REQUIREMENTS: Each entry that follows is to be retyped exactly. Pictures do not belong in the copy.

DATA ROWS:
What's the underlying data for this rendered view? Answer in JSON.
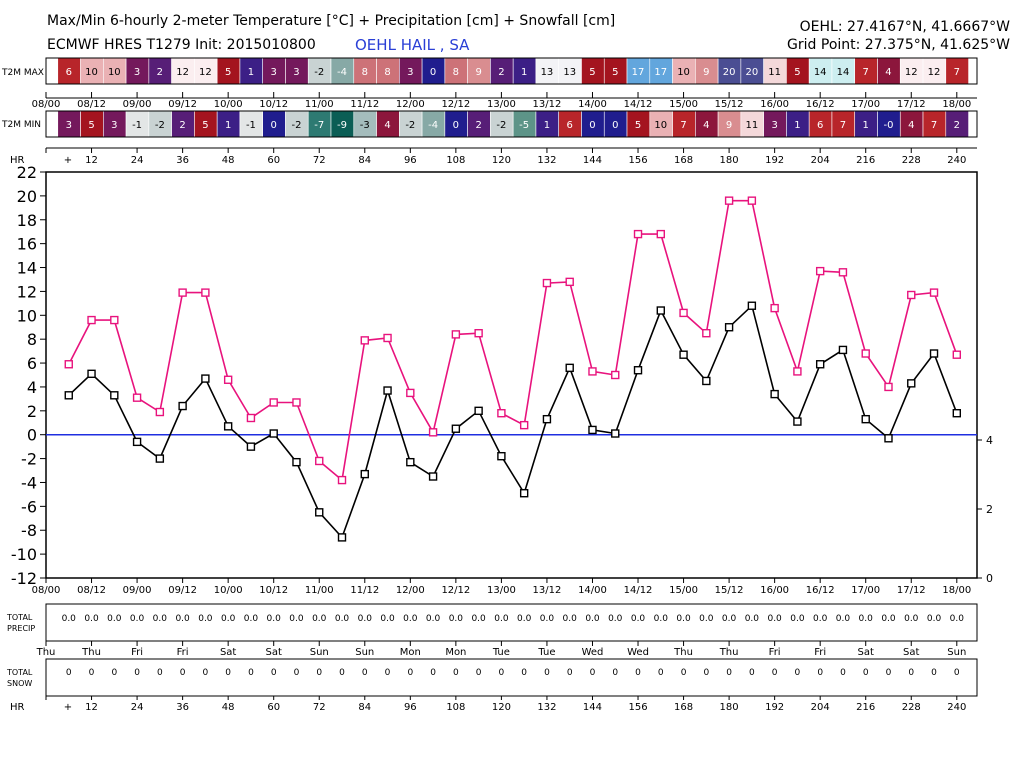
{
  "header": {
    "title": "Max/Min 6-hourly 2-meter Temperature [°C] + Precipitation [cm] + Snowfall [cm]",
    "subtitle": "ECMWF HRES T1279 Init: 2015010800",
    "location": "OEHL HAIL , SA",
    "station_coords": "OEHL: 27.4167°N, 41.6667°W",
    "grid_point": "Grid Point: 27.375°N, 41.625°W"
  },
  "colors": {
    "max_line": "#e8137d",
    "min_line": "#000000",
    "zero_line": "#1f2fe0",
    "header_location": "#2a3fd6"
  },
  "chart_data": {
    "type": "line",
    "title": "Max/Min 6-hourly 2-meter Temperature [°C] + Precipitation [cm] + Snowfall [cm]",
    "x_forecast_hours": [
      6,
      12,
      18,
      24,
      30,
      36,
      42,
      48,
      54,
      60,
      66,
      72,
      78,
      84,
      90,
      96,
      102,
      108,
      114,
      120,
      126,
      132,
      138,
      144,
      150,
      156,
      162,
      168,
      174,
      180,
      186,
      192,
      198,
      204,
      210,
      216,
      222,
      228,
      234,
      240
    ],
    "series": [
      {
        "name": "T2M MAX",
        "values": [
          5.9,
          9.6,
          9.6,
          3.1,
          1.9,
          11.9,
          11.9,
          4.6,
          1.4,
          2.7,
          2.7,
          -2.2,
          -3.8,
          7.9,
          8.1,
          3.5,
          0.2,
          8.4,
          8.5,
          1.8,
          0.8,
          12.7,
          12.8,
          5.3,
          5.0,
          16.8,
          16.8,
          10.2,
          8.5,
          19.6,
          19.6,
          10.6,
          5.3,
          13.7,
          13.6,
          6.8,
          4.0,
          11.7,
          11.9,
          6.7
        ]
      },
      {
        "name": "T2M MIN",
        "values": [
          3.3,
          5.1,
          3.3,
          -0.6,
          -2.0,
          2.4,
          4.7,
          0.7,
          -1.0,
          0.1,
          -2.3,
          -6.5,
          -8.6,
          -3.3,
          3.7,
          -2.3,
          -3.5,
          0.5,
          2.0,
          -1.8,
          -4.9,
          1.3,
          5.6,
          0.4,
          0.1,
          5.4,
          10.4,
          6.7,
          4.5,
          9.0,
          10.8,
          3.4,
          1.1,
          5.9,
          7.1,
          1.3,
          -0.3,
          4.3,
          6.8,
          1.8
        ]
      }
    ],
    "ylim": [
      -12,
      22
    ],
    "y_ticks": [
      "22",
      "20",
      "18",
      "16",
      "14",
      "12",
      "10",
      "8",
      "6",
      "4",
      "2",
      "0",
      "-2",
      "-4",
      "-6",
      "-8",
      "-10",
      "-12"
    ],
    "y2_ticks": [
      "4",
      "2",
      "0"
    ],
    "grid": false,
    "date_labels": [
      "08/00",
      "08/12",
      "09/00",
      "09/12",
      "10/00",
      "10/12",
      "11/00",
      "11/12",
      "12/00",
      "12/12",
      "13/00",
      "13/12",
      "14/00",
      "14/12",
      "15/00",
      "15/12",
      "16/00",
      "16/12",
      "17/00",
      "17/12",
      "18/00"
    ],
    "hour_labels": [
      "+",
      "12",
      "24",
      "36",
      "48",
      "60",
      "72",
      "84",
      "96",
      "108",
      "120",
      "132",
      "144",
      "156",
      "168",
      "180",
      "192",
      "204",
      "216",
      "228",
      "240"
    ],
    "day_labels": [
      "Thu",
      "Thu",
      "Fri",
      "Fri",
      "Sat",
      "Sat",
      "Sun",
      "Sun",
      "Mon",
      "Mon",
      "Tue",
      "Tue",
      "Wed",
      "Wed",
      "Thu",
      "Thu",
      "Fri",
      "Fri",
      "Sat",
      "Sat",
      "Sun"
    ],
    "max_row_label": "T2M MAX",
    "min_row_label": "T2M MIN",
    "hr_label": "HR",
    "max_row": [
      "6",
      "10",
      "10",
      "3",
      "2",
      "12",
      "12",
      "5",
      "1",
      "3",
      "3",
      "-2",
      "-4",
      "8",
      "8",
      "3",
      "0",
      "8",
      "9",
      "2",
      "1",
      "13",
      "13",
      "5",
      "5",
      "17",
      "17",
      "10",
      "9",
      "20",
      "20",
      "11",
      "5",
      "14",
      "14",
      "7",
      "4",
      "12",
      "12",
      "7"
    ],
    "min_row": [
      "3",
      "5",
      "3",
      "-1",
      "-2",
      "2",
      "5",
      "1",
      "-1",
      "0",
      "-2",
      "-7",
      "-9",
      "-3",
      "4",
      "-2",
      "-4",
      "0",
      "2",
      "-2",
      "-5",
      "1",
      "6",
      "0",
      "0",
      "5",
      "10",
      "7",
      "4",
      "9",
      "11",
      "3",
      "1",
      "6",
      "7",
      "1",
      "-0",
      "4",
      "7",
      "2"
    ],
    "precip_label_1": "TOTAL",
    "precip_label_2": "PRECIP",
    "precip_values": [
      "0.0",
      "0.0",
      "0.0",
      "0.0",
      "0.0",
      "0.0",
      "0.0",
      "0.0",
      "0.0",
      "0.0",
      "0.0",
      "0.0",
      "0.0",
      "0.0",
      "0.0",
      "0.0",
      "0.0",
      "0.0",
      "0.0",
      "0.0",
      "0.0",
      "0.0",
      "0.0",
      "0.0",
      "0.0",
      "0.0",
      "0.0",
      "0.0",
      "0.0",
      "0.0",
      "0.0",
      "0.0",
      "0.0",
      "0.0",
      "0.0",
      "0.0",
      "0.0",
      "0.0",
      "0.0",
      "0.0"
    ],
    "snow_label_1": "TOTAL",
    "snow_label_2": "SNOW",
    "snow_values": [
      "0",
      "0",
      "0",
      "0",
      "0",
      "0",
      "0",
      "0",
      "0",
      "0",
      "0",
      "0",
      "0",
      "0",
      "0",
      "0",
      "0",
      "0",
      "0",
      "0",
      "0",
      "0",
      "0",
      "0",
      "0",
      "0",
      "0",
      "0",
      "0",
      "0",
      "0",
      "0",
      "0",
      "0",
      "0",
      "0",
      "0",
      "0",
      "0",
      "0"
    ]
  }
}
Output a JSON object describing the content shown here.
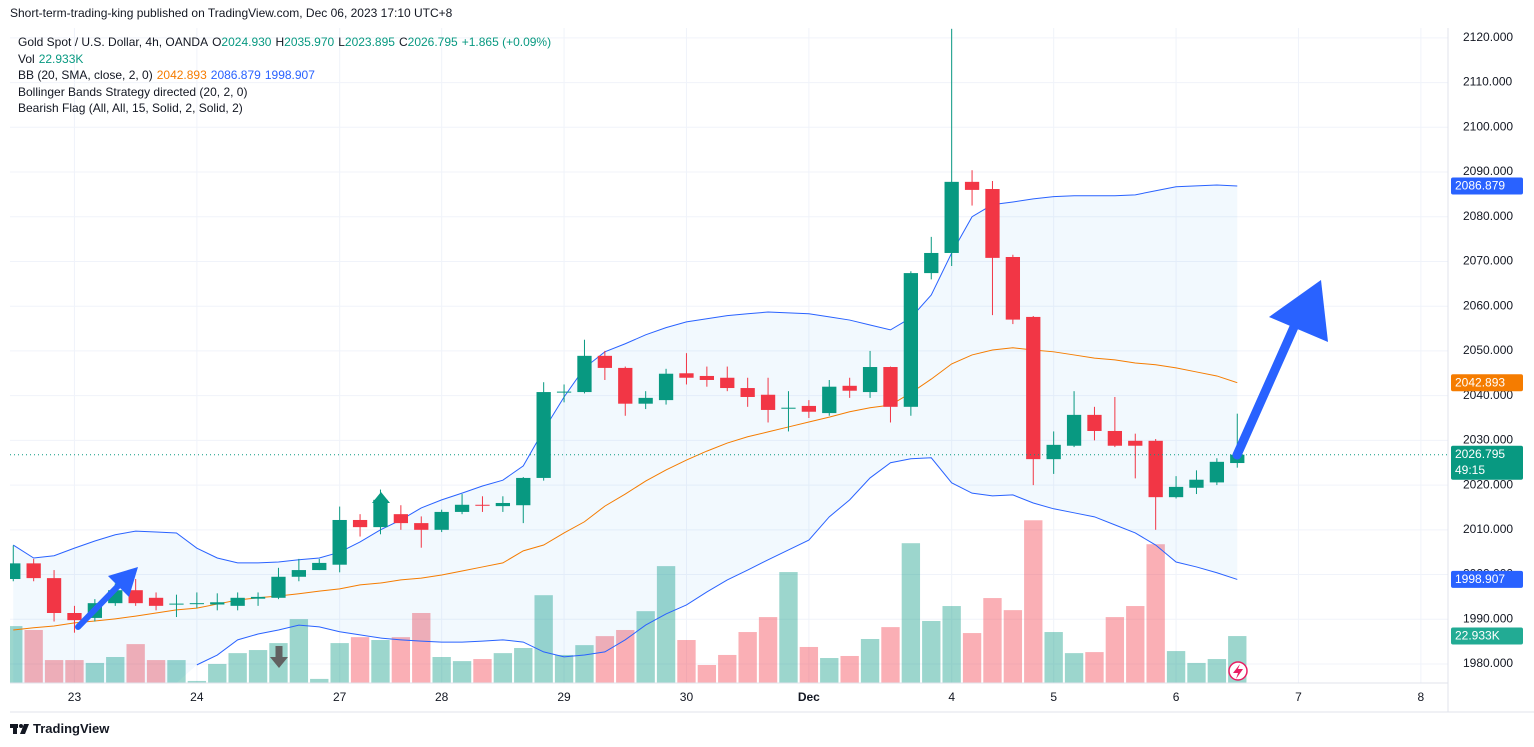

RESULT OF THE EXERCISE:
What's the underlying data for this rendered view? Answer in JSON.
{
  "header": {
    "title": "Max/Min 6-hourly 2-meter Temperature [°C] + Precipitation [cm] + Snowfall [cm]",
    "subtitle": "ECMWF HRES T1279 Init: 2015010800",
    "location": "OEHL HAIL , SA",
    "station_coords": "OEHL: 27.4167°N, 41.6667°W",
    "grid_point": "Grid Point: 27.375°N, 41.625°W"
  },
  "colors": {
    "max_line": "#e8137d",
    "min_line": "#000000",
    "zero_line": "#1f2fe0",
    "header_location": "#2a3fd6"
  },
  "chart_data": {
    "type": "line",
    "title": "Max/Min 6-hourly 2-meter Temperature [°C] + Precipitation [cm] + Snowfall [cm]",
    "x_forecast_hours": [
      6,
      12,
      18,
      24,
      30,
      36,
      42,
      48,
      54,
      60,
      66,
      72,
      78,
      84,
      90,
      96,
      102,
      108,
      114,
      120,
      126,
      132,
      138,
      144,
      150,
      156,
      162,
      168,
      174,
      180,
      186,
      192,
      198,
      204,
      210,
      216,
      222,
      228,
      234,
      240
    ],
    "series": [
      {
        "name": "T2M MAX",
        "values": [
          5.9,
          9.6,
          9.6,
          3.1,
          1.9,
          11.9,
          11.9,
          4.6,
          1.4,
          2.7,
          2.7,
          -2.2,
          -3.8,
          7.9,
          8.1,
          3.5,
          0.2,
          8.4,
          8.5,
          1.8,
          0.8,
          12.7,
          12.8,
          5.3,
          5.0,
          16.8,
          16.8,
          10.2,
          8.5,
          19.6,
          19.6,
          10.6,
          5.3,
          13.7,
          13.6,
          6.8,
          4.0,
          11.7,
          11.9,
          6.7
        ]
      },
      {
        "name": "T2M MIN",
        "values": [
          3.3,
          5.1,
          3.3,
          -0.6,
          -2.0,
          2.4,
          4.7,
          0.7,
          -1.0,
          0.1,
          -2.3,
          -6.5,
          -8.6,
          -3.3,
          3.7,
          -2.3,
          -3.5,
          0.5,
          2.0,
          -1.8,
          -4.9,
          1.3,
          5.6,
          0.4,
          0.1,
          5.4,
          10.4,
          6.7,
          4.5,
          9.0,
          10.8,
          3.4,
          1.1,
          5.9,
          7.1,
          1.3,
          -0.3,
          4.3,
          6.8,
          1.8
        ]
      }
    ],
    "ylim": [
      -12,
      22
    ],
    "y_ticks": [
      "22",
      "20",
      "18",
      "16",
      "14",
      "12",
      "10",
      "8",
      "6",
      "4",
      "2",
      "0",
      "-2",
      "-4",
      "-6",
      "-8",
      "-10",
      "-12"
    ],
    "y2_ticks": [
      "4",
      "2",
      "0"
    ],
    "grid": false,
    "date_labels": [
      "08/00",
      "08/12",
      "09/00",
      "09/12",
      "10/00",
      "10/12",
      "11/00",
      "11/12",
      "12/00",
      "12/12",
      "13/00",
      "13/12",
      "14/00",
      "14/12",
      "15/00",
      "15/12",
      "16/00",
      "16/12",
      "17/00",
      "17/12",
      "18/00"
    ],
    "hour_labels": [
      "+",
      "12",
      "24",
      "36",
      "48",
      "60",
      "72",
      "84",
      "96",
      "108",
      "120",
      "132",
      "144",
      "156",
      "168",
      "180",
      "192",
      "204",
      "216",
      "228",
      "240"
    ],
    "day_labels": [
      "Thu",
      "Thu",
      "Fri",
      "Fri",
      "Sat",
      "Sat",
      "Sun",
      "Sun",
      "Mon",
      "Mon",
      "Tue",
      "Tue",
      "Wed",
      "Wed",
      "Thu",
      "Thu",
      "Fri",
      "Fri",
      "Sat",
      "Sat",
      "Sun"
    ],
    "max_row_label": "T2M MAX",
    "min_row_label": "T2M MIN",
    "hr_label": "HR",
    "max_row": [
      "6",
      "10",
      "10",
      "3",
      "2",
      "12",
      "12",
      "5",
      "1",
      "3",
      "3",
      "-2",
      "-4",
      "8",
      "8",
      "3",
      "0",
      "8",
      "9",
      "2",
      "1",
      "13",
      "13",
      "5",
      "5",
      "17",
      "17",
      "10",
      "9",
      "20",
      "20",
      "11",
      "5",
      "14",
      "14",
      "7",
      "4",
      "12",
      "12",
      "7"
    ],
    "min_row": [
      "3",
      "5",
      "3",
      "-1",
      "-2",
      "2",
      "5",
      "1",
      "-1",
      "0",
      "-2",
      "-7",
      "-9",
      "-3",
      "4",
      "-2",
      "-4",
      "0",
      "2",
      "-2",
      "-5",
      "1",
      "6",
      "0",
      "0",
      "5",
      "10",
      "7",
      "4",
      "9",
      "11",
      "3",
      "1",
      "6",
      "7",
      "1",
      "-0",
      "4",
      "7",
      "2"
    ],
    "precip_label_1": "TOTAL",
    "precip_label_2": "PRECIP",
    "precip_values": [
      "0.0",
      "0.0",
      "0.0",
      "0.0",
      "0.0",
      "0.0",
      "0.0",
      "0.0",
      "0.0",
      "0.0",
      "0.0",
      "0.0",
      "0.0",
      "0.0",
      "0.0",
      "0.0",
      "0.0",
      "0.0",
      "0.0",
      "0.0",
      "0.0",
      "0.0",
      "0.0",
      "0.0",
      "0.0",
      "0.0",
      "0.0",
      "0.0",
      "0.0",
      "0.0",
      "0.0",
      "0.0",
      "0.0",
      "0.0",
      "0.0",
      "0.0",
      "0.0",
      "0.0",
      "0.0",
      "0.0"
    ],
    "snow_label_1": "TOTAL",
    "snow_label_2": "SNOW",
    "snow_values": [
      "0",
      "0",
      "0",
      "0",
      "0",
      "0",
      "0",
      "0",
      "0",
      "0",
      "0",
      "0",
      "0",
      "0",
      "0",
      "0",
      "0",
      "0",
      "0",
      "0",
      "0",
      "0",
      "0",
      "0",
      "0",
      "0",
      "0",
      "0",
      "0",
      "0",
      "0",
      "0",
      "0",
      "0",
      "0",
      "0",
      "0",
      "0",
      "0",
      "0"
    ]
  }
}
Output a JSON object describing the content shown here.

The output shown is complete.